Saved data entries

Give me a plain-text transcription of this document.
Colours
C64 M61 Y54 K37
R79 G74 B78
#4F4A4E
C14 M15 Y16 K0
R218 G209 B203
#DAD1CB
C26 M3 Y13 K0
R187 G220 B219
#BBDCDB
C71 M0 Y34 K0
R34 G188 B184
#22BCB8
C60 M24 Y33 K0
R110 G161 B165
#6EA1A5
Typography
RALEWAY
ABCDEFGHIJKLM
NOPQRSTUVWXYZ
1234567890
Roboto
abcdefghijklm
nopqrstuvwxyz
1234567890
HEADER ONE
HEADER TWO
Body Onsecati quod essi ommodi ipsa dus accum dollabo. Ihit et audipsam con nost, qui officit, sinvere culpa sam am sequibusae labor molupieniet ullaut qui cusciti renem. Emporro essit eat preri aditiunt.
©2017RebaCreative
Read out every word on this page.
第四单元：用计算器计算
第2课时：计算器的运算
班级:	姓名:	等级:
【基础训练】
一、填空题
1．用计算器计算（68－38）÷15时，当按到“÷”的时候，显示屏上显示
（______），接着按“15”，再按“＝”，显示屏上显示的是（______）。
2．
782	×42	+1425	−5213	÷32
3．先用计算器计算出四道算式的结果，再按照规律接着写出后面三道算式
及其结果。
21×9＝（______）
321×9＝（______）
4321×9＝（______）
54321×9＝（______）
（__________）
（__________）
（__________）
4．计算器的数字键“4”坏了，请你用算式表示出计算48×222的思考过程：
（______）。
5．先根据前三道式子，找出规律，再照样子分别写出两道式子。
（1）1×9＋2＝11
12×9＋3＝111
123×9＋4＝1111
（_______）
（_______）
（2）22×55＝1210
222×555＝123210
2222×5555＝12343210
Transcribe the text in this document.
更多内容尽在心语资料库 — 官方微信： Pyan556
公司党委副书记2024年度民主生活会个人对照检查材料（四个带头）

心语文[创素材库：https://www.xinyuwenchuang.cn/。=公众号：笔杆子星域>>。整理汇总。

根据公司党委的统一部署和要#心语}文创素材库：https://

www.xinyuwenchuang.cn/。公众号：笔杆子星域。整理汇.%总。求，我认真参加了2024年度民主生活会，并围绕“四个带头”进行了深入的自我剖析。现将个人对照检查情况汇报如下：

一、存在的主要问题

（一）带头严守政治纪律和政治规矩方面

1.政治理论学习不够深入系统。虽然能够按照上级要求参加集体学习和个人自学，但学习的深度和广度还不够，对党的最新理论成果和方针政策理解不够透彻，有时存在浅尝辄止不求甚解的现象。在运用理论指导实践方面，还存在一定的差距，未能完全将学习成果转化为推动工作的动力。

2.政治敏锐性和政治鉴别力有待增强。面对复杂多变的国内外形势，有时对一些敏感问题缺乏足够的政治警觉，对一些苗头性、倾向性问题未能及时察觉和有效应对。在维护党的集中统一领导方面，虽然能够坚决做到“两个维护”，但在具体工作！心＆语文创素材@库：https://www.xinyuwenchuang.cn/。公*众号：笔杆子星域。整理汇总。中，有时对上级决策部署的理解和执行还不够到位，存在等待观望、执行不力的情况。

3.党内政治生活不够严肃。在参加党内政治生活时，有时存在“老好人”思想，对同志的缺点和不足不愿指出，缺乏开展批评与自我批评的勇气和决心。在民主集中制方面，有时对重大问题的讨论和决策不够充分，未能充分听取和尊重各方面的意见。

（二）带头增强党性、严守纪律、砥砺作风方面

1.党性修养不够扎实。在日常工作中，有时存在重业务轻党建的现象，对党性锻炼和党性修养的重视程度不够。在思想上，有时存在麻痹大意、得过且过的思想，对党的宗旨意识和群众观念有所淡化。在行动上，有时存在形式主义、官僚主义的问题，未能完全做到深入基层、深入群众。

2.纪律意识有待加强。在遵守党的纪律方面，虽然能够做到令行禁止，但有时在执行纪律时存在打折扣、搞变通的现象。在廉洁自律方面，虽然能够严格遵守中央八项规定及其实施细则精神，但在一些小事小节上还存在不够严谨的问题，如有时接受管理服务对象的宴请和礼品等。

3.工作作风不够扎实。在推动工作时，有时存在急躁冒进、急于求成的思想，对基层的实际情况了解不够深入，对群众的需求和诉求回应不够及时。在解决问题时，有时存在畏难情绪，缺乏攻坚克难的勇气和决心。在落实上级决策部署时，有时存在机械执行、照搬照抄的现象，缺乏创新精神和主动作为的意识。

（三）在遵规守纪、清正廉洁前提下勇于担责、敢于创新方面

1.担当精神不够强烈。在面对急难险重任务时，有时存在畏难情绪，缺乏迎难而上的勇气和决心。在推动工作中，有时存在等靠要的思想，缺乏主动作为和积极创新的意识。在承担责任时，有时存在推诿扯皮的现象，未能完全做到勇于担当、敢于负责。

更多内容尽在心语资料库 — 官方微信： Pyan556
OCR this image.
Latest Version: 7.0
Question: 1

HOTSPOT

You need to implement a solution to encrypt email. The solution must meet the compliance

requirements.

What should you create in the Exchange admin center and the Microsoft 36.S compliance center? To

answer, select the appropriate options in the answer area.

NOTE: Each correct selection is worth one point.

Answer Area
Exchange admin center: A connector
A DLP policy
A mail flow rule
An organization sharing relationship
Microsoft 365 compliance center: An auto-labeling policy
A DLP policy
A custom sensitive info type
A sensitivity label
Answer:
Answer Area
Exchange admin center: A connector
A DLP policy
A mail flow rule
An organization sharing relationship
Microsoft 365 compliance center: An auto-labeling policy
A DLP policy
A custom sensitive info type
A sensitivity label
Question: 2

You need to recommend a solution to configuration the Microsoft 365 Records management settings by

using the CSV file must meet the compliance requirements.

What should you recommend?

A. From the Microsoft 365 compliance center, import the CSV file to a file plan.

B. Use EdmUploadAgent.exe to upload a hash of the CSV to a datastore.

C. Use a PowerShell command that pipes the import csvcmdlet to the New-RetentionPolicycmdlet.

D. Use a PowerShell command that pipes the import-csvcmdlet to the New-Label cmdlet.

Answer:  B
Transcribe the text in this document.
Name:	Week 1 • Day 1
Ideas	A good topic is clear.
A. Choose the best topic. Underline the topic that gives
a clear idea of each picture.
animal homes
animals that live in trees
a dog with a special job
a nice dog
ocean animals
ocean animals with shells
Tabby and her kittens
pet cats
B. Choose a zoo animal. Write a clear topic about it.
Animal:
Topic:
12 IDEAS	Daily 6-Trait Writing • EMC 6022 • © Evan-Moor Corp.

GIVEN PROBLEM » Return every line above in which the string "整理汇总" occurs.

RIGHT ANSWER »
心语文[创素材库：https://www.xinyuwenchuang.cn/。=公众号：笔杆子星域>>。整理汇总。
2.政治敏锐性和政治鉴别力有待增强。面对复杂多变的国内外形势，有时对一些敏感问题缺乏足够的政治警觉，对一些苗头性、倾向性问题未能及时察觉和有效应对。在维护党的集中统一领导方面，虽然能够坚决做到“两个维护”，但在具体工作！心＆语文创素材@库：https://www.xinyuwenchuang.cn/。公*众号：笔杆子星域。整理汇总。中，有时对上级决策部署的理解和执行还不够到位，存在等待观望、执行不力的情况。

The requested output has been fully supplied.